### AUFGABENLISTE
1. Wann wurde „Dein Talentschleifer“ laut dem Textauszug über Personal-Training gegründet?
2. Fasse den Absatz im Textauszug über Personal-Training, der mit „Dass die meisten Fußballteams“ beginnt, in höchstens zwei Sätzen zusammen.
3. Führe den Textauszug über Personal-Training in der Fußball-Pause nach seinem letzten Satz weiter.

### TEXTAUSZUG
----
Personal-Training profitiert von Fußball-Pause

Dass die meisten Fußballteams (außer Kinder unter 14 Jahren) weiter nicht gemeinsam trainieren können, kommt dem Personal-Training entgegen. „Obwohl wir uns erst Ende November gegründet haben, ist die Nachfrage schon richtig gut“, sagt Dominik Seemann, einer der Gründer von „Dein Talentschleifer“. „Wir hätten nicht gedacht, dass wir jetzt schon so weit sind. Man merkt, dass die Jungs und Mädels wieder auf den Platz wollen.“

Das Konzept der Fußballschule beschreibt Dominik Seemann wie folgt: „Jeder kriegt seinen eigenen Trainingsplan. In die Einheiten integrieren wir so viel wie möglich: Dribbling, Geschwindigkeit, Technik. Wir machen Übungen oft erst ohne und dann mit Ball. So sparen wir Zeit für den Auf- und Abbau und trainieren sehr intensiv.
----
### BEREITGESTELLTE EINTRÄGE
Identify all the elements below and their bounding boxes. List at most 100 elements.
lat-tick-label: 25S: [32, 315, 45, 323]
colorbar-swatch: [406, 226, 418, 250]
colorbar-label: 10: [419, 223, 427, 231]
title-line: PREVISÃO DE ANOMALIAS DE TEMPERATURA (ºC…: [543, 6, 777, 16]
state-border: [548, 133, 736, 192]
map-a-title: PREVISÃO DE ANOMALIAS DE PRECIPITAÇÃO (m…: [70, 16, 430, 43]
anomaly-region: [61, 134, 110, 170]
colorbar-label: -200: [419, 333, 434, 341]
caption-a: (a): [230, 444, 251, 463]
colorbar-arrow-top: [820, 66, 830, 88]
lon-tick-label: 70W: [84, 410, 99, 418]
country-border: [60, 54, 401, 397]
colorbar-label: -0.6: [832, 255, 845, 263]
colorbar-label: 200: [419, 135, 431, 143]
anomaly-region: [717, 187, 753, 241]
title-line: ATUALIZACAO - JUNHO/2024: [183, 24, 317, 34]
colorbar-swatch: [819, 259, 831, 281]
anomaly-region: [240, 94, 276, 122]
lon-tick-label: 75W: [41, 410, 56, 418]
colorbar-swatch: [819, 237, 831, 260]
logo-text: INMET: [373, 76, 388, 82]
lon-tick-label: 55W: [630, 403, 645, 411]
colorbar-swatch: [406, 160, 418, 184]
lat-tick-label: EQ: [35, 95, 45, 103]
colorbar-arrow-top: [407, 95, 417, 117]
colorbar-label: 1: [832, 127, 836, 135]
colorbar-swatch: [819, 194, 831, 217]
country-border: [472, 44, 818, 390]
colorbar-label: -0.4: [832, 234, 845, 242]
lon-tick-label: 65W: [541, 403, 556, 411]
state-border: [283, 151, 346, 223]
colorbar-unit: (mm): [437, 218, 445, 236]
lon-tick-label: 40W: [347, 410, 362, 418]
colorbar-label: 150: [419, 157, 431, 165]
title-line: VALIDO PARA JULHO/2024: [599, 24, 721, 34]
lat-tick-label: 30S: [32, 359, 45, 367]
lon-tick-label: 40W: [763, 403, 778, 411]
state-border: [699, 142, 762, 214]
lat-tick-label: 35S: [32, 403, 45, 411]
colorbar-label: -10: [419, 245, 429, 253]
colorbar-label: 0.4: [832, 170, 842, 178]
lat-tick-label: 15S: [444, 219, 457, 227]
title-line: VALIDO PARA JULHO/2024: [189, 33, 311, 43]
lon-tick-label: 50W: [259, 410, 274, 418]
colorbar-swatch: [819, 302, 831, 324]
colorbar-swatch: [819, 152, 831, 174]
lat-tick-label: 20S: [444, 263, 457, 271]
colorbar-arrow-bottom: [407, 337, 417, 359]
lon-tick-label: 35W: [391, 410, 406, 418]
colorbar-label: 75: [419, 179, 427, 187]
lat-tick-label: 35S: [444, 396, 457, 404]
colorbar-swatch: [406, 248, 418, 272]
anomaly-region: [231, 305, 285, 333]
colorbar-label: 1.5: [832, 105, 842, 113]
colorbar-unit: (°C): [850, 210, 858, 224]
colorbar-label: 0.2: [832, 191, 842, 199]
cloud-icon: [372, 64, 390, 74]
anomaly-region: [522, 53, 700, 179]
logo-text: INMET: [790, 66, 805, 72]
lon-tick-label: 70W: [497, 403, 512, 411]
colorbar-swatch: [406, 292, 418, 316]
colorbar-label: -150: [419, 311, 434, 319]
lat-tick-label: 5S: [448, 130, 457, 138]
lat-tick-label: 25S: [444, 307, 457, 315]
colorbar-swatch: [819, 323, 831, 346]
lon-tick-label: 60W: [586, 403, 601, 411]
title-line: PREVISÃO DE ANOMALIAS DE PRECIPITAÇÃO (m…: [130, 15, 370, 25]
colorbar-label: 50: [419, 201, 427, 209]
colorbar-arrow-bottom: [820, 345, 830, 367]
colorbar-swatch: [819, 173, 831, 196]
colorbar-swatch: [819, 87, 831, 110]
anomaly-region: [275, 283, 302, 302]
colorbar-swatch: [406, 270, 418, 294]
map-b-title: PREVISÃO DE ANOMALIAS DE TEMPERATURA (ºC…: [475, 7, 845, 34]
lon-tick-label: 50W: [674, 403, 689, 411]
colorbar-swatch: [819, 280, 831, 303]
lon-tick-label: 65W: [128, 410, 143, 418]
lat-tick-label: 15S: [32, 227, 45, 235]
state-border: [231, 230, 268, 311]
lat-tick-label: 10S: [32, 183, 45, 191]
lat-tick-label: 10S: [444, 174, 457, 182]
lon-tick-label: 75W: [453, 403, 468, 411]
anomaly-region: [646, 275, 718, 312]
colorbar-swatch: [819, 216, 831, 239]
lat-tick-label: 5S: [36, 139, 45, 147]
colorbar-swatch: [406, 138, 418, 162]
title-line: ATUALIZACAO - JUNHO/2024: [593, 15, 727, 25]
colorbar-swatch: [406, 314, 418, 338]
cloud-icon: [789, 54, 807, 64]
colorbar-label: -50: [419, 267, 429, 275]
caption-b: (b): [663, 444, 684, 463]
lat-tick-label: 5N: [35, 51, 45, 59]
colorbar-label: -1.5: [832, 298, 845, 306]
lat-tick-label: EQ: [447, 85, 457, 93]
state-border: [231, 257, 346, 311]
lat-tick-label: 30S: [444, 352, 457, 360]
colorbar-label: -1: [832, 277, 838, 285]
----
### ANTWORTEN JE AUFGABE
1. Ende November.

2. Die meisten Fußballteams können außer Kindern unter 14 Jahren weiter nicht gemeinsam trainieren, und davon profitiert das Personal-Training. Dominik Seemann, einer der Gründer von „Dein Talentschleifer“, berichtet trotz der Gründung erst Ende November von einer schon richtig guten Nachfrage, weil die Jungen und Mädchen wieder auf den Platz wollen.

3.
Als Nico Held die sechs Runden absolviert hat, lehnt er sich erschöpft über die Bande des Bolzplatzes. Fertig ist er mit dem Leistungstest aber noch nicht. Als nächstes steht ein Sprint-Parcours mit Slalom an. Tobias Meier erklärt den etwas komplizierten Ablauf, Nico Held läuft die Strecke zweimal probeweise. Als es dann auf Zeit geht, muss Tobias Meier trotzdem unterbrechen: „Du hast einen Slalom vergessen, den Versuch können wir nicht zählen“, ist der Trainer hart. „Wenn die Puste ausgeht, schwindet auch die Konzentration“, bemerkt Dominik Seemann. Nico Held verdreht die Augen, legt danach aber einen einwandfreien zweiten Durchgang hin.

Nico Held mit Trainer Tobias Meier (im Hintergrund).
Nico Held mit Trainer Tobias Meier (im Hintergrund). © Lutz von Staegmann

Diesen Parcours soll er nun mit Ball bewältigen, zweimal mit rechts und zweimal mit links. „Oh Gott, mit links? Links ist bei mir eine Katastrophe“, klagt Nico Held. Tobias Meier motiviert: „Komm, gib alles! Danach hast du den anstrengenden Teil geschafft.“ Nachdem Nico Held die Übung gemeistert hat, steht tatsächlich was Entspannteres auf dem Programm: Zielpassen auf ein kleines Tor.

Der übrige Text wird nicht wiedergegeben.